WHAT IS NEEDED
Copy the records below word for word, from the line with "Localize each UI" to the line with "candle-body <box>309 215 313 218</box>", including both of those lines.

MATERIAL SHOWN

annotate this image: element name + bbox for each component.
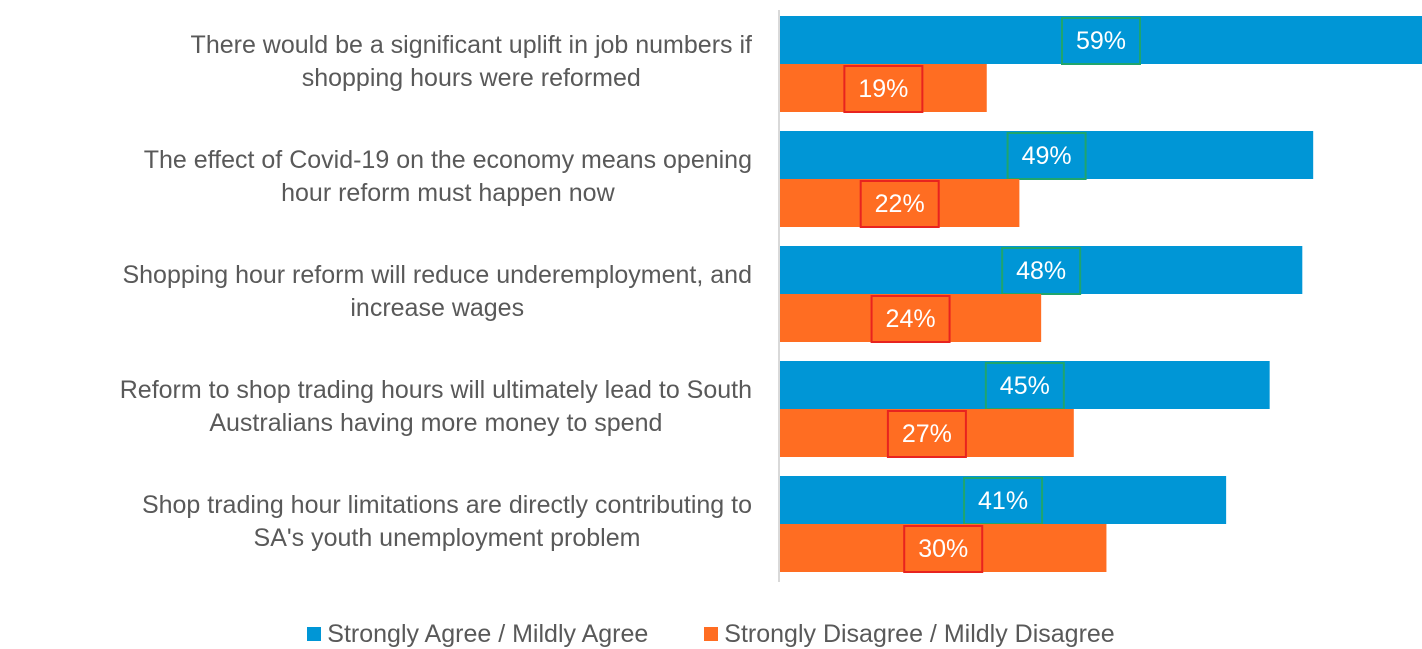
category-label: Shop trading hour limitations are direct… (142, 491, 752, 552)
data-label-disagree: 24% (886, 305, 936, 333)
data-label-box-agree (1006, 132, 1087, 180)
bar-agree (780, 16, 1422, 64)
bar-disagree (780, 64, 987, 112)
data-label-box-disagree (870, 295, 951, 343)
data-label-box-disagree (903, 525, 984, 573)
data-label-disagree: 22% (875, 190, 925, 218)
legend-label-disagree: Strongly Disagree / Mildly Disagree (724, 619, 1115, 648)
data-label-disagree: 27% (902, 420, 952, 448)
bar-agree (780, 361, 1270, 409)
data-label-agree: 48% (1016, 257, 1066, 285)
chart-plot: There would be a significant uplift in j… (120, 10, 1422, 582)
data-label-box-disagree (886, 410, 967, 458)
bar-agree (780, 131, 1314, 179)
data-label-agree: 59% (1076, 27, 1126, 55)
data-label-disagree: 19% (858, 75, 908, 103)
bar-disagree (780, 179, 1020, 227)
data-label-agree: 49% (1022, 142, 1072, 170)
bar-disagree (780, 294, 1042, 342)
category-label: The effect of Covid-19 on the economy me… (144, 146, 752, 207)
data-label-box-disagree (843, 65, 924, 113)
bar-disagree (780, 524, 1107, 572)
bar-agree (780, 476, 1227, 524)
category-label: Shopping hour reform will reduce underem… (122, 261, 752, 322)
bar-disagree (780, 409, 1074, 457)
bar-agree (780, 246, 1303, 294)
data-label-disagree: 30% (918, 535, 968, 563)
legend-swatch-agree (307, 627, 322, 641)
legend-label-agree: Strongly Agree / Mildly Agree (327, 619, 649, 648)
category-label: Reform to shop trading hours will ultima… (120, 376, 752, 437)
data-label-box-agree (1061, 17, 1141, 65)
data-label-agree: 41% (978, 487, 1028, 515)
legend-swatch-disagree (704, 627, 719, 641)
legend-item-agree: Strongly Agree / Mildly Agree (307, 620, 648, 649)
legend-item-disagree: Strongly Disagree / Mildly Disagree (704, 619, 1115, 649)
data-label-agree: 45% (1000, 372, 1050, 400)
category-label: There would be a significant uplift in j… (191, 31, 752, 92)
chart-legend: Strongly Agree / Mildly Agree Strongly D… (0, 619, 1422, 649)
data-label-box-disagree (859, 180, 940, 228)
...
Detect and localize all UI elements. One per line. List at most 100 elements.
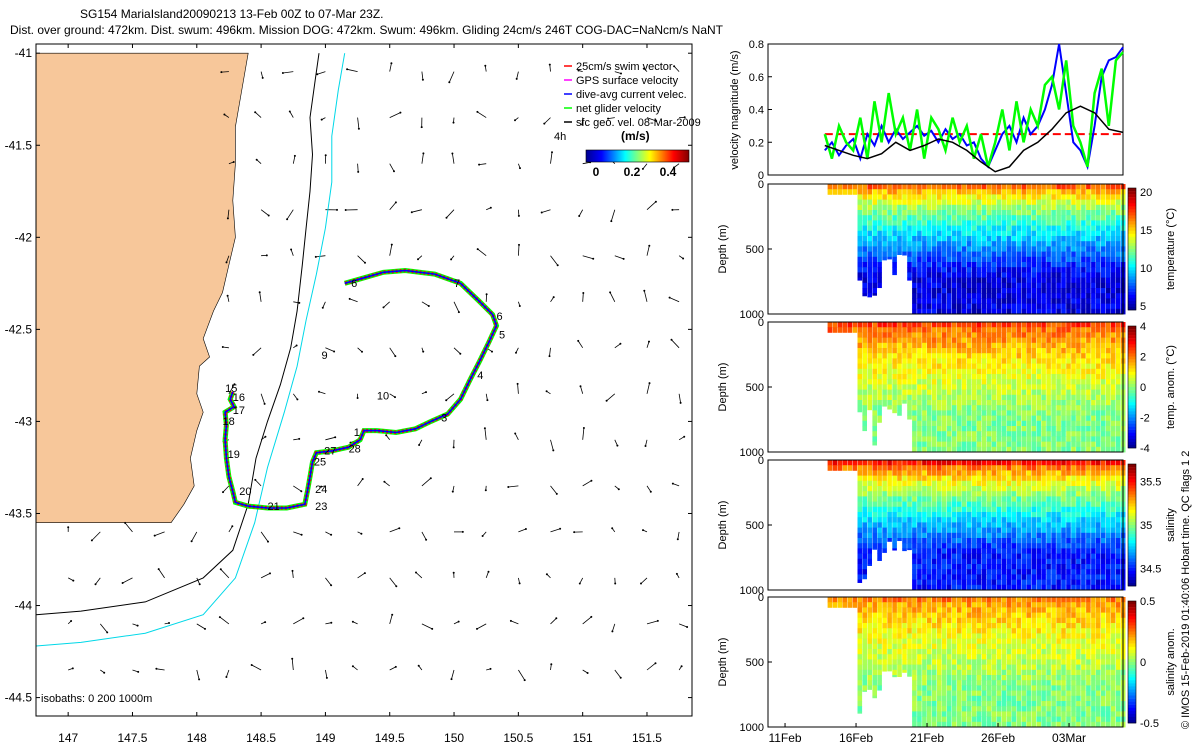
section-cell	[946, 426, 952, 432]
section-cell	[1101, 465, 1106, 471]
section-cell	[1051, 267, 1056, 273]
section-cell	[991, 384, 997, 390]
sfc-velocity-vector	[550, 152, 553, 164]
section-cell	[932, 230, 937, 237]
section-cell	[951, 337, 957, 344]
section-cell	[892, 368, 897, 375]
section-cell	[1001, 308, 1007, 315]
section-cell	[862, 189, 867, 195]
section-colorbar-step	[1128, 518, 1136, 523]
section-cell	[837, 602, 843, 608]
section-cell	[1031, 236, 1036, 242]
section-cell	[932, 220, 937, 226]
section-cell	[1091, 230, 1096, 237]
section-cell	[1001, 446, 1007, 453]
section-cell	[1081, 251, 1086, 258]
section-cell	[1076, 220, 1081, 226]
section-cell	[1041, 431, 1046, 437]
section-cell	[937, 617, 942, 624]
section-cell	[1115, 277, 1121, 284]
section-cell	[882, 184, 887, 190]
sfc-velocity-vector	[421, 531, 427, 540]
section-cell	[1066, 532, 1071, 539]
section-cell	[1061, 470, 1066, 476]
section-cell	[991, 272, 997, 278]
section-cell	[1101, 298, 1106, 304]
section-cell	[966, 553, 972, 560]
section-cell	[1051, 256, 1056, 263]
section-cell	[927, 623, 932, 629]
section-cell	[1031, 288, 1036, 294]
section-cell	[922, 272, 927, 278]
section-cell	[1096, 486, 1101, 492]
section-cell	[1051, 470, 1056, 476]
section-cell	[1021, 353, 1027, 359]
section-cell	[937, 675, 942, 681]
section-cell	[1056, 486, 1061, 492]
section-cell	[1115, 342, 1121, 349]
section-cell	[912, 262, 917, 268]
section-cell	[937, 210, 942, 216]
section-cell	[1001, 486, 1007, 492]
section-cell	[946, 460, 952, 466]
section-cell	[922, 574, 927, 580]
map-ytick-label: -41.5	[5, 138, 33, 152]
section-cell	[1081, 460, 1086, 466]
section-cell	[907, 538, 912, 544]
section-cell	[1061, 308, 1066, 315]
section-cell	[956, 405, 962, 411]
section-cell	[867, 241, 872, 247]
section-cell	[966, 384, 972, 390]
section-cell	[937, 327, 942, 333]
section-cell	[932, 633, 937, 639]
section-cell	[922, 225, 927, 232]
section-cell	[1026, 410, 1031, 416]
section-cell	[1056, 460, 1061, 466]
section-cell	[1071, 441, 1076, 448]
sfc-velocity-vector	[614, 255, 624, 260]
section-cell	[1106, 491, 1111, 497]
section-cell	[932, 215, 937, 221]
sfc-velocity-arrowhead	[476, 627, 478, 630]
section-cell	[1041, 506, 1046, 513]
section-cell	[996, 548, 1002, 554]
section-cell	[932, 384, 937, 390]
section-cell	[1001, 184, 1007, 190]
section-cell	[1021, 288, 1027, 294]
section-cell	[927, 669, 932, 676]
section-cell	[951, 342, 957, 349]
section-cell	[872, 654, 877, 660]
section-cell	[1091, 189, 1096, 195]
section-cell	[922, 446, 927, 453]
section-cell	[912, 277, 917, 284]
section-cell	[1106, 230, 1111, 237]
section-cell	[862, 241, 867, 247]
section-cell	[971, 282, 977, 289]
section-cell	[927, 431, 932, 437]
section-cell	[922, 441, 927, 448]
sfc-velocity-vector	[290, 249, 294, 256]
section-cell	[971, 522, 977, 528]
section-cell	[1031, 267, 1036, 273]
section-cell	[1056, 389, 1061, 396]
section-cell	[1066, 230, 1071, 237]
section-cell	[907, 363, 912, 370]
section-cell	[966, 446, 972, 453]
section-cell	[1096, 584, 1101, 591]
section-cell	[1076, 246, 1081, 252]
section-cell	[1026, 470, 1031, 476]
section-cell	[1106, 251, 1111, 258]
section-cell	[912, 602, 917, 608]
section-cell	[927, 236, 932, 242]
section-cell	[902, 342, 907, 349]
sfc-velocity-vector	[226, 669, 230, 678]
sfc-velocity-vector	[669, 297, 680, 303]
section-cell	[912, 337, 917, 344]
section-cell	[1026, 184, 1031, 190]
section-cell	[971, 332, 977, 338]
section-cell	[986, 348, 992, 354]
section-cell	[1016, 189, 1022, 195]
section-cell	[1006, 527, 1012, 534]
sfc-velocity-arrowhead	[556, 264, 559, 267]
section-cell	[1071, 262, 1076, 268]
* * *
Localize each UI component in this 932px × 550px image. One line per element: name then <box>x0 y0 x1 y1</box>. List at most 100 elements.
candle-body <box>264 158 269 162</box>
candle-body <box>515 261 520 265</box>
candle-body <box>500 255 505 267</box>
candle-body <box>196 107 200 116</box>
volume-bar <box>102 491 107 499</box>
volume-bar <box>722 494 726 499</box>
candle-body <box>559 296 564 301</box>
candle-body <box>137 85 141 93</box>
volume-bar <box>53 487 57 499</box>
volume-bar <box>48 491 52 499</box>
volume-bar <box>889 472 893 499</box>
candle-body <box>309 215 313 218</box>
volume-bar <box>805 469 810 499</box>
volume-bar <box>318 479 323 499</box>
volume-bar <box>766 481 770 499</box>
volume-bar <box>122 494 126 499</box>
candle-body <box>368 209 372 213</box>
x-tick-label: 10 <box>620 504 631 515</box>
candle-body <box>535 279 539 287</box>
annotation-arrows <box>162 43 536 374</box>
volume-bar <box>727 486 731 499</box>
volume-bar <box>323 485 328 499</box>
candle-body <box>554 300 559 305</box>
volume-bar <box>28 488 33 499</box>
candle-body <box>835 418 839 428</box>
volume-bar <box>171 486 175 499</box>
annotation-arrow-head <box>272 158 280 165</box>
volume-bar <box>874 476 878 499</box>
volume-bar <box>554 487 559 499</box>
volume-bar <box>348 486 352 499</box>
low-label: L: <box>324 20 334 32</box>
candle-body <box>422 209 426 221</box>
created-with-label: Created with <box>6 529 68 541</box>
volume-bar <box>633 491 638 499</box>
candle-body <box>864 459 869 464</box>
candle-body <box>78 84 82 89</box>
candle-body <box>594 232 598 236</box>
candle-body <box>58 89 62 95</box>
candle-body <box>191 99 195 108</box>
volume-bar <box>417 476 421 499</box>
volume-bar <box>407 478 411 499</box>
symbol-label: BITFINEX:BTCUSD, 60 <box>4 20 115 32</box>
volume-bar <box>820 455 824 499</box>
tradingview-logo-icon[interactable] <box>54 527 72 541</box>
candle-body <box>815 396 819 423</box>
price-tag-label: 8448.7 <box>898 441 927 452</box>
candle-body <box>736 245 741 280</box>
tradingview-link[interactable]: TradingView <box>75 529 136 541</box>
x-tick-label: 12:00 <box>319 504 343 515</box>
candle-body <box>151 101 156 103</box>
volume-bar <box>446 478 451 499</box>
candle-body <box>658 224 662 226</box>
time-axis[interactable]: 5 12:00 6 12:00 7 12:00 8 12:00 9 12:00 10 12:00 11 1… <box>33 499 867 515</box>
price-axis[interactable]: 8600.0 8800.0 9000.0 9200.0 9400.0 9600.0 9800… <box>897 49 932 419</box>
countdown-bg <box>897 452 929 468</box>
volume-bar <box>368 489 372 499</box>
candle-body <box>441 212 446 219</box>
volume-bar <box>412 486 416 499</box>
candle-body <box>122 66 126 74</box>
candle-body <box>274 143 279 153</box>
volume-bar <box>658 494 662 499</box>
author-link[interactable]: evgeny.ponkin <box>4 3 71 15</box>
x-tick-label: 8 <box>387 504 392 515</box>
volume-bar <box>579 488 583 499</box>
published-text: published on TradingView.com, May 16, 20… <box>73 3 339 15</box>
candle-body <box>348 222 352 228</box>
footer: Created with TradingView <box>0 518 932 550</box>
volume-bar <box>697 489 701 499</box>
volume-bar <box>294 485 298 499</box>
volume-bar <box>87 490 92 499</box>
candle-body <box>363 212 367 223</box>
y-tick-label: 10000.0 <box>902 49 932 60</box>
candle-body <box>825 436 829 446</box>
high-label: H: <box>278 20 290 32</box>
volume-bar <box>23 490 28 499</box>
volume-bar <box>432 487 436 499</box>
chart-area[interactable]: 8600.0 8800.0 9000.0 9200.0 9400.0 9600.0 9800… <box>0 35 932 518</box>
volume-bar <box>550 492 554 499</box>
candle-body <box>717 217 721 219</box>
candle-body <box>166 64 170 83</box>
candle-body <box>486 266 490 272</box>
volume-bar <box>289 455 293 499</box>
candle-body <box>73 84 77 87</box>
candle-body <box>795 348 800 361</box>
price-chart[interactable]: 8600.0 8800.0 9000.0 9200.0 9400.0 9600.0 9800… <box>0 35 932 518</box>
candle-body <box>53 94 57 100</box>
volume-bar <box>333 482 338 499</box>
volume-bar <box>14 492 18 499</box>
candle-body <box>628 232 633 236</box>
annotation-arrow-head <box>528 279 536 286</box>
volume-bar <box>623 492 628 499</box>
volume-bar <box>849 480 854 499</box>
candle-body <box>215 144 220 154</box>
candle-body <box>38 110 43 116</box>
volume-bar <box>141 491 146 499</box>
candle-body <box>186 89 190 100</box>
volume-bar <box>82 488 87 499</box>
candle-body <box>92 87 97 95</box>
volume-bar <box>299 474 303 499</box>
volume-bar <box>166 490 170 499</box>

ANSWER TO THE PROBLEM
Localize each UI component in this 932px × 550px image. One line per element: name then <box>x0 y0 x1 y1</box>. List at most 100 elements.
candle-body <box>264 158 269 162</box>
candle-body <box>515 261 520 265</box>
candle-body <box>500 255 505 267</box>
candle-body <box>196 107 200 116</box>
volume-bar <box>102 491 107 499</box>
volume-bar <box>722 494 726 499</box>
candle-body <box>559 296 564 301</box>
candle-body <box>137 85 141 93</box>
volume-bar <box>53 487 57 499</box>
volume-bar <box>48 491 52 499</box>
volume-bar <box>889 472 893 499</box>
candle-body <box>309 215 313 218</box>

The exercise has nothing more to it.